Look over the lines below. Report each one that includes the string "http".

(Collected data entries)
______

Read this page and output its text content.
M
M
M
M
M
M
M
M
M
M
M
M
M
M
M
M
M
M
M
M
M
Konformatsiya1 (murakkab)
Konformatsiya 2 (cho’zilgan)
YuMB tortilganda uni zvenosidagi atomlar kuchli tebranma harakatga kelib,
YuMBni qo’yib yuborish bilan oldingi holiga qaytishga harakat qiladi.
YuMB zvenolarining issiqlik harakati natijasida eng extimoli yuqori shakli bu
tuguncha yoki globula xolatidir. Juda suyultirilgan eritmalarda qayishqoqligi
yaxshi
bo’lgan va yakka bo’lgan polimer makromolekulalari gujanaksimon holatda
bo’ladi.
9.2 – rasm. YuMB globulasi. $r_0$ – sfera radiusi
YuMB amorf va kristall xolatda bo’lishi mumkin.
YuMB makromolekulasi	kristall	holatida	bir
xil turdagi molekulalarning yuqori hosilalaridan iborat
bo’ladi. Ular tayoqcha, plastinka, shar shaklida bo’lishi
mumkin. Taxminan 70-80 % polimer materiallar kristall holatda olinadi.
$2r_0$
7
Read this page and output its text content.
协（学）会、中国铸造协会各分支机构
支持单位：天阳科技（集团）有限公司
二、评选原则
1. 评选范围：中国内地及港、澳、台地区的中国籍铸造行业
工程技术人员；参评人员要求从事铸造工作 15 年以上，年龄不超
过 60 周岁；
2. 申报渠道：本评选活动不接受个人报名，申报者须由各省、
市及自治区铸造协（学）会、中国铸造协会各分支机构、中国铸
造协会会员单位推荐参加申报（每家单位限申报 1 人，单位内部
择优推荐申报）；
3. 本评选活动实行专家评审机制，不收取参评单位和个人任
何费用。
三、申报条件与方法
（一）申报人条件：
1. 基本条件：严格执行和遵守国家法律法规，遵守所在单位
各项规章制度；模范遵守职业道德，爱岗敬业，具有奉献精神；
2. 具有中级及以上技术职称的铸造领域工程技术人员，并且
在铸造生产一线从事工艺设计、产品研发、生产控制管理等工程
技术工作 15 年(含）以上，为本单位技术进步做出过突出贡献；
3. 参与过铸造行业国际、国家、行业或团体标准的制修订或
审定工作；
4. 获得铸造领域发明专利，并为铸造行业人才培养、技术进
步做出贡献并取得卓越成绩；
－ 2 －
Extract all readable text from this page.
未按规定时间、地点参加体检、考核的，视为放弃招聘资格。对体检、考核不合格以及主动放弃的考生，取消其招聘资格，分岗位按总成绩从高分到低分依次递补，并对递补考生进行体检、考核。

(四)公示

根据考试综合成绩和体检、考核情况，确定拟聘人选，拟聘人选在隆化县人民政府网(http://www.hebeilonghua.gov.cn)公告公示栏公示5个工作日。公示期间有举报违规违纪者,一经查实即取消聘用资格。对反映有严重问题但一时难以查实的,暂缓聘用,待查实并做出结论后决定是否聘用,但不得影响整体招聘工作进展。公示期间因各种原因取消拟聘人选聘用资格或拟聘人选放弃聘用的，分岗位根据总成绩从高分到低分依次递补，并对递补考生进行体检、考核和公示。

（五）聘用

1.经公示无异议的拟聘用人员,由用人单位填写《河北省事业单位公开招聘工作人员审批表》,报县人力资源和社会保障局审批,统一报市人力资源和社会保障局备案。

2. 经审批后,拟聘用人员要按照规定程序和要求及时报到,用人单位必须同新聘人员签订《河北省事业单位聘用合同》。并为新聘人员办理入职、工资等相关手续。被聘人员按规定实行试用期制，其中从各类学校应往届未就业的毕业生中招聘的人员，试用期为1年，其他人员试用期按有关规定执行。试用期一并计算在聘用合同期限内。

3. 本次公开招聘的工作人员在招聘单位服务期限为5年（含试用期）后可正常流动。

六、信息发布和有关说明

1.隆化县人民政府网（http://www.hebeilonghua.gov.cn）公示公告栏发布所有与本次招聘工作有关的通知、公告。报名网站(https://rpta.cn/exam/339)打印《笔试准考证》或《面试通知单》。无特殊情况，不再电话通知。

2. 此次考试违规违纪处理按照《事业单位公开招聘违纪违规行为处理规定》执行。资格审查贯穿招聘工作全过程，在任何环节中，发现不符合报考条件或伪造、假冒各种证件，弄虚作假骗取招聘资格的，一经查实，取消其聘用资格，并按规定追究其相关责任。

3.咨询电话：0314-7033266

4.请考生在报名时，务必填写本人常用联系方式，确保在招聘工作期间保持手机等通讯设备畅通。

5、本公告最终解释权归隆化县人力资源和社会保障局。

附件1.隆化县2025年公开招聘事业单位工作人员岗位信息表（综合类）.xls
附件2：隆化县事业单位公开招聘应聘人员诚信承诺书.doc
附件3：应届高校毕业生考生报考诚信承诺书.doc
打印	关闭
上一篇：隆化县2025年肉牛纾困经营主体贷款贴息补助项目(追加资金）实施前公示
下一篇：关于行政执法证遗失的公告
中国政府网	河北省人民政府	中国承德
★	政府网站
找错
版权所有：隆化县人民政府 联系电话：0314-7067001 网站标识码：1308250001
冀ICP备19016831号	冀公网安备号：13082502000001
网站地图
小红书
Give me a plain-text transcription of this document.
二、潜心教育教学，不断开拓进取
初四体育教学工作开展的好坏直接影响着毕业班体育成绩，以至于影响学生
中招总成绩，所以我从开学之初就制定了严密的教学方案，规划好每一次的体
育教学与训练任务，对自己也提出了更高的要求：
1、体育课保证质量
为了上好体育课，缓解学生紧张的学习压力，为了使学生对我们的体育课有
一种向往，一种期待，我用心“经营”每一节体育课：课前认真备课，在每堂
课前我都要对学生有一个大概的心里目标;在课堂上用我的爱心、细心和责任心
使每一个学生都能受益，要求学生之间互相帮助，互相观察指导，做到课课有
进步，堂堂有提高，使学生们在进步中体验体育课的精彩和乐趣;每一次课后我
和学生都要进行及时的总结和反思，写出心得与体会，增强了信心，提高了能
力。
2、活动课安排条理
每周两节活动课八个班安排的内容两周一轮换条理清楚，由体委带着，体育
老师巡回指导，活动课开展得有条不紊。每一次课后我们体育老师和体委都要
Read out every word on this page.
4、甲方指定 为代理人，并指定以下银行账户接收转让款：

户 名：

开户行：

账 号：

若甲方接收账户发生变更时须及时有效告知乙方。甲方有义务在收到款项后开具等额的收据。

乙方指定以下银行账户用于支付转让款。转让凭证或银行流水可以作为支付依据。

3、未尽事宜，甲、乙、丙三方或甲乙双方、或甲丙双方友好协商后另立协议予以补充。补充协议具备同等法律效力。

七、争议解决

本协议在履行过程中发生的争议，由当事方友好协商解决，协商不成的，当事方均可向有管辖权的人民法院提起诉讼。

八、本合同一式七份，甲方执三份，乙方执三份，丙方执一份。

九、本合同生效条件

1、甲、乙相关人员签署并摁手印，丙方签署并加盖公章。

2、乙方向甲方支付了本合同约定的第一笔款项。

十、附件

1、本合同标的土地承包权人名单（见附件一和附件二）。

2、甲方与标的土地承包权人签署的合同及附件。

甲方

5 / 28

______

Complete answer
根据考试综合成绩和体检、考核情况，确定拟聘人选，拟聘人选在隆化县人民政府网(http://www.hebeilonghua.gov.cn)公告公示栏公示5个工作日。公示期间有举报违规违纪者,一经查实即取消聘用资格。对反映有严重问题但一时难以查实的,暂缓聘用,待查实并做出结论后决定是否聘用,但不得影响整体招聘工作进展。公示期间因各种原因取消拟聘人选聘用资格或拟聘人选放弃聘用的，分岗位根据总成绩从高分到低分依次递补，并对递补考生进行体检、考核和公示。
1.隆化县人民政府网（http://www.hebeilonghua.gov.cn）公示公告栏发布所有与本次招聘工作有关的通知、公告。报名网站(https://rpta.cn/exam/339)打印《笔试准考证》或《面试通知单》。无特殊情况，不再电话通知。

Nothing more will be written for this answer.